"""

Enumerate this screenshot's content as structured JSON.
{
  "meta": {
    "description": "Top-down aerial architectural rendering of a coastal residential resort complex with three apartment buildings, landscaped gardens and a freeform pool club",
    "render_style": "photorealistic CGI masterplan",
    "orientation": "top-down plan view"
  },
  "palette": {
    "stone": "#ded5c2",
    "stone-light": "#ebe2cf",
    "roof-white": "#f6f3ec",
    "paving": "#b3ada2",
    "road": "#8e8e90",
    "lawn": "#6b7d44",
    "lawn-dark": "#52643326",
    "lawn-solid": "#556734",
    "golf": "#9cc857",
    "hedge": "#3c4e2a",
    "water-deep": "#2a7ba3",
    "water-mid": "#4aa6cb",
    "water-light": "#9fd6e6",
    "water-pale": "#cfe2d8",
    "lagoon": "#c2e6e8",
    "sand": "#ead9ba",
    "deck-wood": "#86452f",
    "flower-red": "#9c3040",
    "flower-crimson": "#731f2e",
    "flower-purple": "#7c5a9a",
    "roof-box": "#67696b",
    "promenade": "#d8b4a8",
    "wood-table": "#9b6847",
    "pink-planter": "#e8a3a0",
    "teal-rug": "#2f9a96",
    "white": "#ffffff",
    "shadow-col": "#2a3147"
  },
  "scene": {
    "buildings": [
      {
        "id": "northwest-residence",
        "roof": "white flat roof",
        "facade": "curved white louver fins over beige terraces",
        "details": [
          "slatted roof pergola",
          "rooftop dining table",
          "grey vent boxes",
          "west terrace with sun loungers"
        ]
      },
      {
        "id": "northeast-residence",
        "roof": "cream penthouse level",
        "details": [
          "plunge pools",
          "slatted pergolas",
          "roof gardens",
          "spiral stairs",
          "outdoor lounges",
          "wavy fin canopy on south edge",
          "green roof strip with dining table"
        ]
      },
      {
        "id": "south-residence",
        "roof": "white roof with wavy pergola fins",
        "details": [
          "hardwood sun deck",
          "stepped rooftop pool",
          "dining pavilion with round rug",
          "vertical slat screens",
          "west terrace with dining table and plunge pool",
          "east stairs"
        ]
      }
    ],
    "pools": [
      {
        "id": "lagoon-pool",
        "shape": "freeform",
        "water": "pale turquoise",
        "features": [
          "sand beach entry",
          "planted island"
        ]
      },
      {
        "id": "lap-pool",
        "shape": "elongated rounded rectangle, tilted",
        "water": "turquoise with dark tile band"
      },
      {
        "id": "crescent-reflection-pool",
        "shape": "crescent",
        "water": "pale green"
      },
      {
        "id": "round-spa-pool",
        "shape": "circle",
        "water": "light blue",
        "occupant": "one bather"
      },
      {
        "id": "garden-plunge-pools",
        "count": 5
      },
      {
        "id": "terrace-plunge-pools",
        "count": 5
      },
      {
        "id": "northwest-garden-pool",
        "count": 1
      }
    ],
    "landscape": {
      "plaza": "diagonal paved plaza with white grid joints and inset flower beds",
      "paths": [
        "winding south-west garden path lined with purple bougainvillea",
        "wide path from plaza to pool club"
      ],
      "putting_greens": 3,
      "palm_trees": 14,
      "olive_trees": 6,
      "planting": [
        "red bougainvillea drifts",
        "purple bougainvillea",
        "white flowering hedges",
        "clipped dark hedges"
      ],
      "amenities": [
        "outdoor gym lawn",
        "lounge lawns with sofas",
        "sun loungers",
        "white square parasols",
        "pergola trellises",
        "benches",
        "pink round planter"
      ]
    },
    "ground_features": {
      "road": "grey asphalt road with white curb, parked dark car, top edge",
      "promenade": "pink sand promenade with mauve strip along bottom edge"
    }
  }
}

"""

Filter the records for lines holding the string "bougainvillea". Copy each one.

▸ **RESULT OF THIS EXERCISE**
        "winding south-west garden path lined with purple bougainvillea",
        "red bougainvillea drifts",
        "purple bougainvillea",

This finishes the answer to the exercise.